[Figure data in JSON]

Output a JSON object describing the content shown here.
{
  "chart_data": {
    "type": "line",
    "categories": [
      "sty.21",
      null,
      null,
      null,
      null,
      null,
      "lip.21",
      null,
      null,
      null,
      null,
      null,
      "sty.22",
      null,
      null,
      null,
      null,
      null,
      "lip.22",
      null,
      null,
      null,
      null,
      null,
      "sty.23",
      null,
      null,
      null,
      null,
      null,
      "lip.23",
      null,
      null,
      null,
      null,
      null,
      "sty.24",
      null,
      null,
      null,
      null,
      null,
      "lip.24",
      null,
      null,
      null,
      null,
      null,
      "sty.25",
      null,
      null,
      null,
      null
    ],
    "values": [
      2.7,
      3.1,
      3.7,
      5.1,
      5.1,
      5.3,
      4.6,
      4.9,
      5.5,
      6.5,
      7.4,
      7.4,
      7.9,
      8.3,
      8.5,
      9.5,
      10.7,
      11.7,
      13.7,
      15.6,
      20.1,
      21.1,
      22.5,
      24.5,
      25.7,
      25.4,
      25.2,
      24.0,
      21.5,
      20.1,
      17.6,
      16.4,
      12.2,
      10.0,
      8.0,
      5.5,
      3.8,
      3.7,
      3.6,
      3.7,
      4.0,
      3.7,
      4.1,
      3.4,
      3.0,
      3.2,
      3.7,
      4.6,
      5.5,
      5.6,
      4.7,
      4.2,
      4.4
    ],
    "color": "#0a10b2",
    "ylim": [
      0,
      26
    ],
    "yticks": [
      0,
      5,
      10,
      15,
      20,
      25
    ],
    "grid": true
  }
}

▶ _TASK OBJECTIVE_
Write every record out again, unaltered.

▶ _SOLUTION TO THE EXERCISE_
Output a JSON object describing the content shown here.
{
  "chart_data": {
    "type": "line",
    "categories": [
      "sty.21",
      null,
      null,
      null,
      null,
      null,
      "lip.21",
      null,
      null,
      null,
      null,
      null,
      "sty.22",
      null,
      null,
      null,
      null,
      null,
      "lip.22",
      null,
      null,
      null,
      null,
      null,
      "sty.23",
      null,
      null,
      null,
      null,
      null,
      "lip.23",
      null,
      null,
      null,
      null,
      null,
      "sty.24",
      null,
      null,
      null,
      null,
      null,
      "lip.24",
      null,
      null,
      null,
      null,
      null,
      "sty.25",
      null,
      null,
      null,
      null
    ],
    "values": [
      2.7,
      3.1,
      3.7,
      5.1,
      5.1,
      5.3,
      4.6,
      4.9,
      5.5,
      6.5,
      7.4,
      7.4,
      7.9,
      8.3,
      8.5,
      9.5,
      10.7,
      11.7,
      13.7,
      15.6,
      20.1,
      21.1,
      22.5,
      24.5,
      25.7,
      25.4,
      25.2,
      24.0,
      21.5,
      20.1,
      17.6,
      16.4,
      12.2,
      10.0,
      8.0,
      5.5,
      3.8,
      3.7,
      3.6,
      3.7,
      4.0,
      3.7,
      4.1,
      3.4,
      3.0,
      3.2,
      3.7,
      4.6,
      5.5,
      5.6,
      4.7,
      4.2,
      4.4
    ],
    "color": "#0a10b2",
    "ylim": [
      0,
      26
    ],
    "yticks": [
      0,
      5,
      10,
      15,
      20,
      25
    ],
    "grid": true
  }
}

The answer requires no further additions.